**Task statement:**
Copy all lines below containing "ylabel".

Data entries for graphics
====

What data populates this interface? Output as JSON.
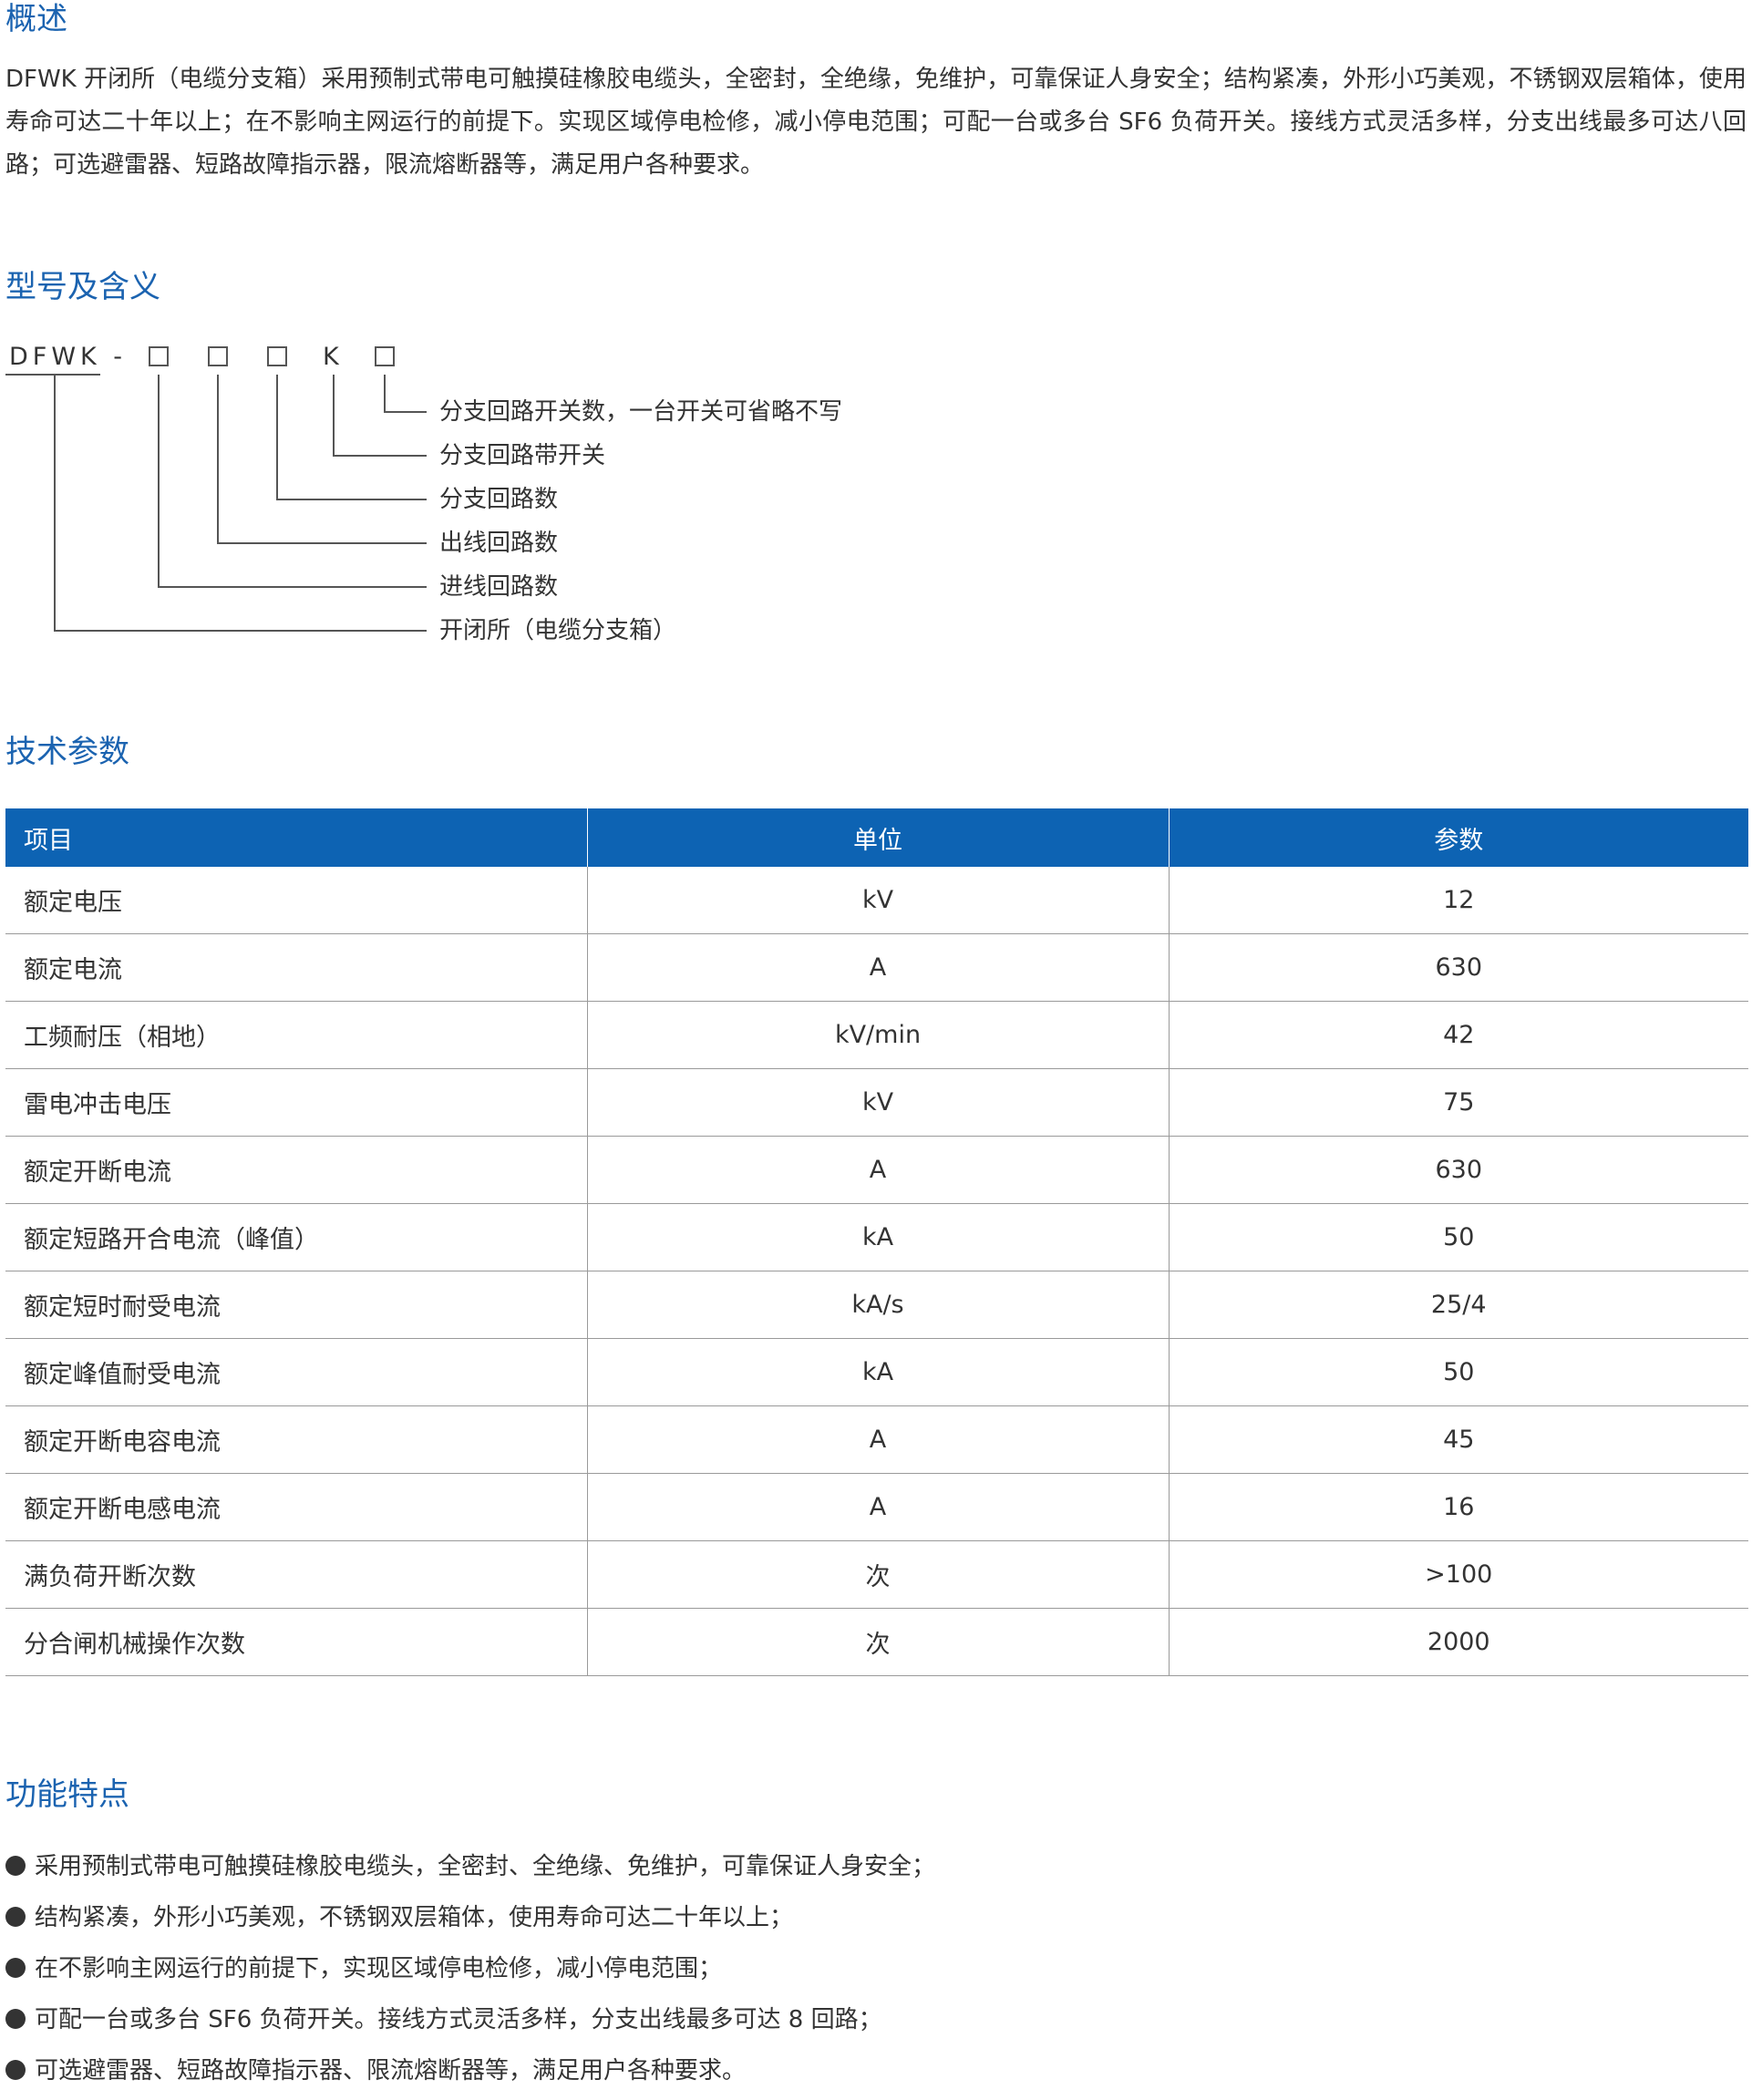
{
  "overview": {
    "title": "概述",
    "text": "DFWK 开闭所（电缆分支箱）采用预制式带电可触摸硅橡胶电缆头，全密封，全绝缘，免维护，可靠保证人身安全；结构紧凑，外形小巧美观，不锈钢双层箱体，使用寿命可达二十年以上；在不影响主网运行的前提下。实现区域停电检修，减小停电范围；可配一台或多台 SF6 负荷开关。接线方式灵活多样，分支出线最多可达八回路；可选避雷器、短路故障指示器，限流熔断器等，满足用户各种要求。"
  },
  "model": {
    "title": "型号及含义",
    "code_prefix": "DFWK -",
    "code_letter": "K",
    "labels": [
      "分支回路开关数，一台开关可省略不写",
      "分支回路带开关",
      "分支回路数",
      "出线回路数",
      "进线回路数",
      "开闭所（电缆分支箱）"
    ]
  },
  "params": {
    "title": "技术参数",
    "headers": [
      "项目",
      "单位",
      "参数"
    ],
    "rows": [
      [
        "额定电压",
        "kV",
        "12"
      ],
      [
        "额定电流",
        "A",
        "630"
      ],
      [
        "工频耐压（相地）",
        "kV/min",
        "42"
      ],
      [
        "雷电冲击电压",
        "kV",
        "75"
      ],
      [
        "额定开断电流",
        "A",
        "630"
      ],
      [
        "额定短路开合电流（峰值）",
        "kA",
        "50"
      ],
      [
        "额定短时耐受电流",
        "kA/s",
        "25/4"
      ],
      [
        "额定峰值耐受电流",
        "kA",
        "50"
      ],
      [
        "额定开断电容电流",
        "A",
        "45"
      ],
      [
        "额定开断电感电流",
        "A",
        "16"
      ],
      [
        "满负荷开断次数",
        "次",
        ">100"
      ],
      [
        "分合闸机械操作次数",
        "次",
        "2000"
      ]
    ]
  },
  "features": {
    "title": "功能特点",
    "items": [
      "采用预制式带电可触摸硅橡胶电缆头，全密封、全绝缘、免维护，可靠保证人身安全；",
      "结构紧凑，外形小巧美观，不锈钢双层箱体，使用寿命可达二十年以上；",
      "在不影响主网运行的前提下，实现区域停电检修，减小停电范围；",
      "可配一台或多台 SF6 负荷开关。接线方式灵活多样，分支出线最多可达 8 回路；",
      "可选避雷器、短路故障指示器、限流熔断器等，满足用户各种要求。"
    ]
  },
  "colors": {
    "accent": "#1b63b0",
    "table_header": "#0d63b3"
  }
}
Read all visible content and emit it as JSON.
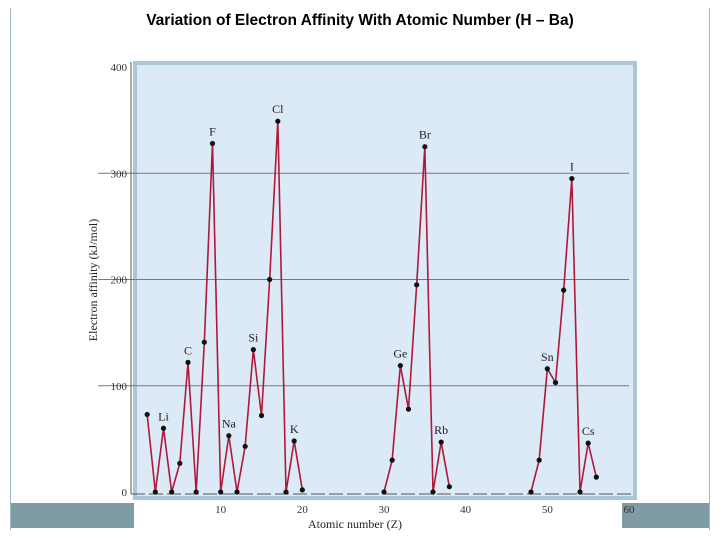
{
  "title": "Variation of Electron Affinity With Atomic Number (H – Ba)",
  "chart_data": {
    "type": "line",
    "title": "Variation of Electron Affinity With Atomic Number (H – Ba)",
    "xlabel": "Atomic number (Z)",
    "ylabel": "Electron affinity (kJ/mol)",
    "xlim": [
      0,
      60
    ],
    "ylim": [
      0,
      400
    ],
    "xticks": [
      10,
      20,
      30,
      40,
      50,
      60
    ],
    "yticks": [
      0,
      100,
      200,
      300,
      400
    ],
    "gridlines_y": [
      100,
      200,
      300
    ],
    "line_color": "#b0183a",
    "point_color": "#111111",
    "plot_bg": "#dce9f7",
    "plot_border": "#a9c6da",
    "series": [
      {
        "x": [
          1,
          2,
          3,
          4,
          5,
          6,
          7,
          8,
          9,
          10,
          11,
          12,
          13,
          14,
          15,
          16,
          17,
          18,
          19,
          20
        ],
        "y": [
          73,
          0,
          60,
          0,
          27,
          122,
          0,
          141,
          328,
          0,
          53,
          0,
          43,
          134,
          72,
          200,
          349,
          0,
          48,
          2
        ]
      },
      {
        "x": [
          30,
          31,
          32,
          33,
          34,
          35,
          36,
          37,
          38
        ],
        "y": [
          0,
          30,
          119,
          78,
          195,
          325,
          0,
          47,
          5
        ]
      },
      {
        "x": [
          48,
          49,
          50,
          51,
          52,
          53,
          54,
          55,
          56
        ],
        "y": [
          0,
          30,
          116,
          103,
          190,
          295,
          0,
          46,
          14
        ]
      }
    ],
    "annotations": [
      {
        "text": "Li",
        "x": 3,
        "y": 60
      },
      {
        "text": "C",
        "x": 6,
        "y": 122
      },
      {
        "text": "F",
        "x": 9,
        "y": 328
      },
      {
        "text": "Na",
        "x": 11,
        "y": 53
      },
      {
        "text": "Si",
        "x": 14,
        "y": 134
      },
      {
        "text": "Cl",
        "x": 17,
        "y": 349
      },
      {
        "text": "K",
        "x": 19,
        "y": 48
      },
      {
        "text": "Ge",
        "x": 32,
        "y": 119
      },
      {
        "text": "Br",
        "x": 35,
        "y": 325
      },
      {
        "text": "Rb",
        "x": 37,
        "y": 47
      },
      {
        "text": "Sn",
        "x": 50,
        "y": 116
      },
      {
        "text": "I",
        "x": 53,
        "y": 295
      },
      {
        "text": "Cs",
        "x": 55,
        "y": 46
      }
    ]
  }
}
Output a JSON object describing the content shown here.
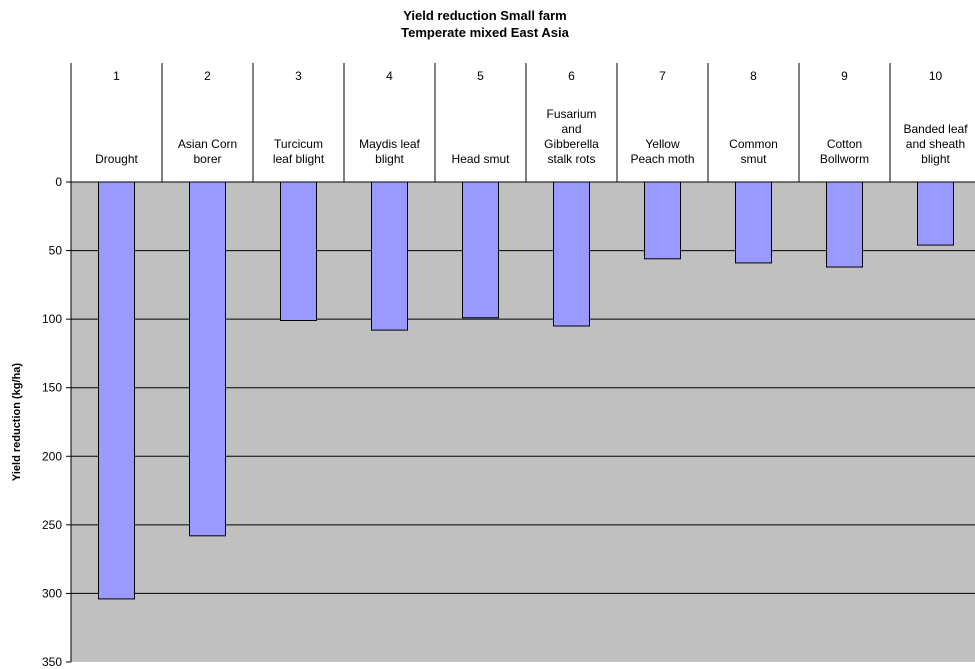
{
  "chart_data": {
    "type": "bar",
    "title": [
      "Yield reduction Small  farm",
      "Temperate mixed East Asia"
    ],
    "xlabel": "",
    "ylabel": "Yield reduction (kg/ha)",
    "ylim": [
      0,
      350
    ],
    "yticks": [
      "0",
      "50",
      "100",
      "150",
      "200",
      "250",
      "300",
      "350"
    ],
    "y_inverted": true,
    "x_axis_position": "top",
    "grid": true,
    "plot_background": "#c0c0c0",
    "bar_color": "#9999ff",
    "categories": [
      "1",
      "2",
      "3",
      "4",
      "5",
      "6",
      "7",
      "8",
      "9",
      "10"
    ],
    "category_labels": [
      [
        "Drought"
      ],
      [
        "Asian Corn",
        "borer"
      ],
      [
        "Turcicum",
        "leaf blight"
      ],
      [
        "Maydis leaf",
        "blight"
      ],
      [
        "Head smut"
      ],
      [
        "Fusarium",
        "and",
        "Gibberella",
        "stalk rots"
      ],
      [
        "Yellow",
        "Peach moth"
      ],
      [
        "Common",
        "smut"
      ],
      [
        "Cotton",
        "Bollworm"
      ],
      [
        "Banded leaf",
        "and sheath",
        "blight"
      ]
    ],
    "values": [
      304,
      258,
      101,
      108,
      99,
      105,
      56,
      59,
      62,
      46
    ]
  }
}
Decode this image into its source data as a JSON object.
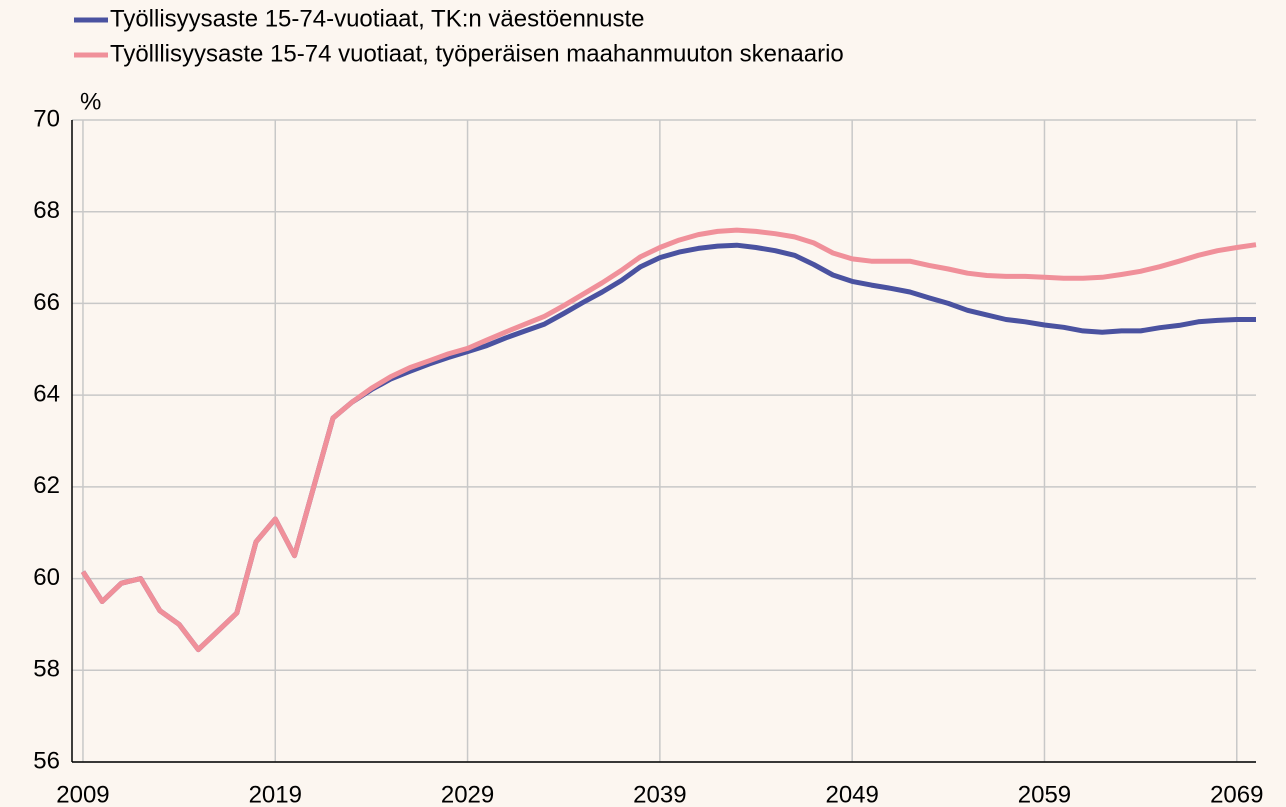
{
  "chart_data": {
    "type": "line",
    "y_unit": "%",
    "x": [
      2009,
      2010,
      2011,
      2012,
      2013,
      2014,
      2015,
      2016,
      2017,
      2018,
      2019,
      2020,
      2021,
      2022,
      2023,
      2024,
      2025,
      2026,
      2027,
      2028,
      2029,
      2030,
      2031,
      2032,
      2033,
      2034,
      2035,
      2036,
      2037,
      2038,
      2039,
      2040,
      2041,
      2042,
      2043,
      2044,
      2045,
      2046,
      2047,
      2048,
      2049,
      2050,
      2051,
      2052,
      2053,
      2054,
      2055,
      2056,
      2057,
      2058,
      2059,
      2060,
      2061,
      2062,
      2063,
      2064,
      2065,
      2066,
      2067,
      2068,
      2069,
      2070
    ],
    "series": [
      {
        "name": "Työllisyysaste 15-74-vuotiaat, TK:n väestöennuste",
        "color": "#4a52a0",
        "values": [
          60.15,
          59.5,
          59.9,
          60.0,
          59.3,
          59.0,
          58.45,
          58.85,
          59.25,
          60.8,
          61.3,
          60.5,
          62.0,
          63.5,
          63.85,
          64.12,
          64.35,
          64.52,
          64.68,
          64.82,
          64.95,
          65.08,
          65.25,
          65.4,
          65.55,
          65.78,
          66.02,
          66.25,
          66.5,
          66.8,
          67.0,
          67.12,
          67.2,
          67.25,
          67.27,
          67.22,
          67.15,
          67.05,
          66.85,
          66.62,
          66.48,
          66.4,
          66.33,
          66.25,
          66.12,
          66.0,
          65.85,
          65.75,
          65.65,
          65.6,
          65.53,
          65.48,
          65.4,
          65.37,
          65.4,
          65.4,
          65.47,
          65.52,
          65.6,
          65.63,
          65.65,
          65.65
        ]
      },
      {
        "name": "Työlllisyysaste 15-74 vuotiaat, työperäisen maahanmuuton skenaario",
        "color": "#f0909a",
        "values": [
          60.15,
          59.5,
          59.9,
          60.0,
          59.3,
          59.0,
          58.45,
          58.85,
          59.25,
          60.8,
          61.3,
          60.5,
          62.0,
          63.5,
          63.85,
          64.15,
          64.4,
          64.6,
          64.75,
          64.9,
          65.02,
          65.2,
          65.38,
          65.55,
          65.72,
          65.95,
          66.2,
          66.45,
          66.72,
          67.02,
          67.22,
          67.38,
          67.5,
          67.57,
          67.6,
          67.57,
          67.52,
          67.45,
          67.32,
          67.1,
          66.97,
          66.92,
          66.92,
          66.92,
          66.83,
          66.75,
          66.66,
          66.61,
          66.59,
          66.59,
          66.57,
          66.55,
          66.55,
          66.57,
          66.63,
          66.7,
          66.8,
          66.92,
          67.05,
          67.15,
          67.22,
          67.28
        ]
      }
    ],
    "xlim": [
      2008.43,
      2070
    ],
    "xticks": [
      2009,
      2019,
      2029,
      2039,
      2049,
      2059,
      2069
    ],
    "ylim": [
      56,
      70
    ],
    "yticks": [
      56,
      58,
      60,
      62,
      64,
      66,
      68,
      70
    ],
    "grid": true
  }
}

====

**Answer to this problem:**
    "ylabel": "Electron affinity (kJ/mol)",
    "ylabel": "Yield reduction (kg/ha)",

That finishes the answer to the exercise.